→ Requirements: Copy every record word for word.

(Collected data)
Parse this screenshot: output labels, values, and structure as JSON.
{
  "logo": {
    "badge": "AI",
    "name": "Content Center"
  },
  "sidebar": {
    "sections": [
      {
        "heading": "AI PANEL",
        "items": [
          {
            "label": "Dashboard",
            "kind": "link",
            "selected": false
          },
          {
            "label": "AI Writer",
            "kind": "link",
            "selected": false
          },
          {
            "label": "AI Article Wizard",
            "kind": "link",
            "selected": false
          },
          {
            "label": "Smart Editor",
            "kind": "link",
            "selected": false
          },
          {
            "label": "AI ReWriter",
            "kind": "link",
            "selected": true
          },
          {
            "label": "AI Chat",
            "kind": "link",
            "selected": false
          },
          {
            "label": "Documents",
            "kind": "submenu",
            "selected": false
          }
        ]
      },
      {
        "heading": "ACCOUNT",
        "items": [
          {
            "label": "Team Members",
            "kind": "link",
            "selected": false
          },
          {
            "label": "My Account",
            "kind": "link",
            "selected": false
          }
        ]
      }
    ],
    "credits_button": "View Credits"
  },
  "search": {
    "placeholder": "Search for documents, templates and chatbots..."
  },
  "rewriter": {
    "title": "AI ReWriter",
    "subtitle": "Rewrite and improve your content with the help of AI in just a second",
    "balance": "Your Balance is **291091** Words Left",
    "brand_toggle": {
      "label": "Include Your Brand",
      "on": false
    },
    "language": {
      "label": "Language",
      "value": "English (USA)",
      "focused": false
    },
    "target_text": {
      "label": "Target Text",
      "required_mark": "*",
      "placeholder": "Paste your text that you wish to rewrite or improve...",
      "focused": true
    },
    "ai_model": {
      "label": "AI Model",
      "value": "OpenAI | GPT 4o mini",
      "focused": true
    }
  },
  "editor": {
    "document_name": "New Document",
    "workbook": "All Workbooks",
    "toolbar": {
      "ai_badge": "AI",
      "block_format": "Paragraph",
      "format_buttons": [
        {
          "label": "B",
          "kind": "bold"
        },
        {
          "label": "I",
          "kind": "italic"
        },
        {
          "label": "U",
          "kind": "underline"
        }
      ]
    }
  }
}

→ Solution for this task:
Parse this screenshot: output labels, values, and structure as JSON.
{
  "logo": {
    "badge": "AI",
    "name": "Content Center"
  },
  "sidebar": {
    "sections": [
      {
        "heading": "AI PANEL",
        "items": [
          {
            "label": "Dashboard",
            "kind": "link",
            "selected": false
          },
          {
            "label": "AI Writer",
            "kind": "link",
            "selected": false
          },
          {
            "label": "AI Article Wizard",
            "kind": "link",
            "selected": false
          },
          {
            "label": "Smart Editor",
            "kind": "link",
            "selected": false
          },
          {
            "label": "AI ReWriter",
            "kind": "link",
            "selected": true
          },
          {
            "label": "AI Chat",
            "kind": "link",
            "selected": false
          },
          {
            "label": "Documents",
            "kind": "submenu",
            "selected": false
          }
        ]
      },
      {
        "heading": "ACCOUNT",
        "items": [
          {
            "label": "Team Members",
            "kind": "link",
            "selected": false
          },
          {
            "label": "My Account",
            "kind": "link",
            "selected": false
          }
        ]
      }
    ],
    "credits_button": "View Credits"
  },
  "search": {
    "placeholder": "Search for documents, templates and chatbots..."
  },
  "rewriter": {
    "title": "AI ReWriter",
    "subtitle": "Rewrite and improve your content with the help of AI in just a second",
    "balance": "Your Balance is **291091** Words Left",
    "brand_toggle": {
      "label": "Include Your Brand",
      "on": false
    },
    "language": {
      "label": "Language",
      "value": "English (USA)",
      "focused": false
    },
    "target_text": {
      "label": "Target Text",
      "required_mark": "*",
      "placeholder": "Paste your text that you wish to rewrite or improve...",
      "focused": true
    },
    "ai_model": {
      "label": "AI Model",
      "value": "OpenAI | GPT 4o mini",
      "focused": true
    }
  },
  "editor": {
    "document_name": "New Document",
    "workbook": "All Workbooks",
    "toolbar": {
      "ai_badge": "AI",
      "block_format": "Paragraph",
      "format_buttons": [
        {
          "label": "B",
          "kind": "bold"
        },
        {
          "label": "I",
          "kind": "italic"
        },
        {
          "label": "U",
          "kind": "underline"
        }
      ]
    }
  }
}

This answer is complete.